### WHAT NEEDS TO BE DONE
Every line below that holds the string "declare" should be copied out.

### INPUT FOR THIS TASK

■ ■ ■ ■ ■

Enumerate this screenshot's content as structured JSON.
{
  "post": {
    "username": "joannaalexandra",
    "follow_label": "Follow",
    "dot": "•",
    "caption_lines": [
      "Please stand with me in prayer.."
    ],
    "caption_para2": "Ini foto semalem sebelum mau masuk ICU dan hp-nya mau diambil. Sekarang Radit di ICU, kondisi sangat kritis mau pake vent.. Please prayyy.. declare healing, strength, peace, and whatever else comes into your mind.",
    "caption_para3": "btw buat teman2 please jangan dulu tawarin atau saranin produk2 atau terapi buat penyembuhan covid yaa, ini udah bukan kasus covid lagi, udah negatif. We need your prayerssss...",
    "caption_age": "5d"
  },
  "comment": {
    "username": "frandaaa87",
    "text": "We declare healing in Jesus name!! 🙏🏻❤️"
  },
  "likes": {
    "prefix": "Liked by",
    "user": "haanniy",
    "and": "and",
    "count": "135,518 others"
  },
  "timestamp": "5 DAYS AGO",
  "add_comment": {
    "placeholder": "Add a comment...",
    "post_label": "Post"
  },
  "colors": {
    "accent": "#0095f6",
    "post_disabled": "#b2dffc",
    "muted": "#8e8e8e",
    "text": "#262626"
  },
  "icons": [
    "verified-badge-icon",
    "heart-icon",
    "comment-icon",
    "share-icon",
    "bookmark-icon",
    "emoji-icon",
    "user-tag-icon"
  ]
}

■ ■ ■ ■ ■

### RESPONSE BELOW
    "caption_para2": "Ini foto semalem sebelum mau masuk ICU dan hp-nya mau diambil. Sekarang Radit di ICU, kondisi sangat kritis mau pake vent.. Please prayyy.. declare healing, strength, peace, and whatever else comes into your mind.",
    "text": "We declare healing in Jesus name!! 🙏🏻❤️"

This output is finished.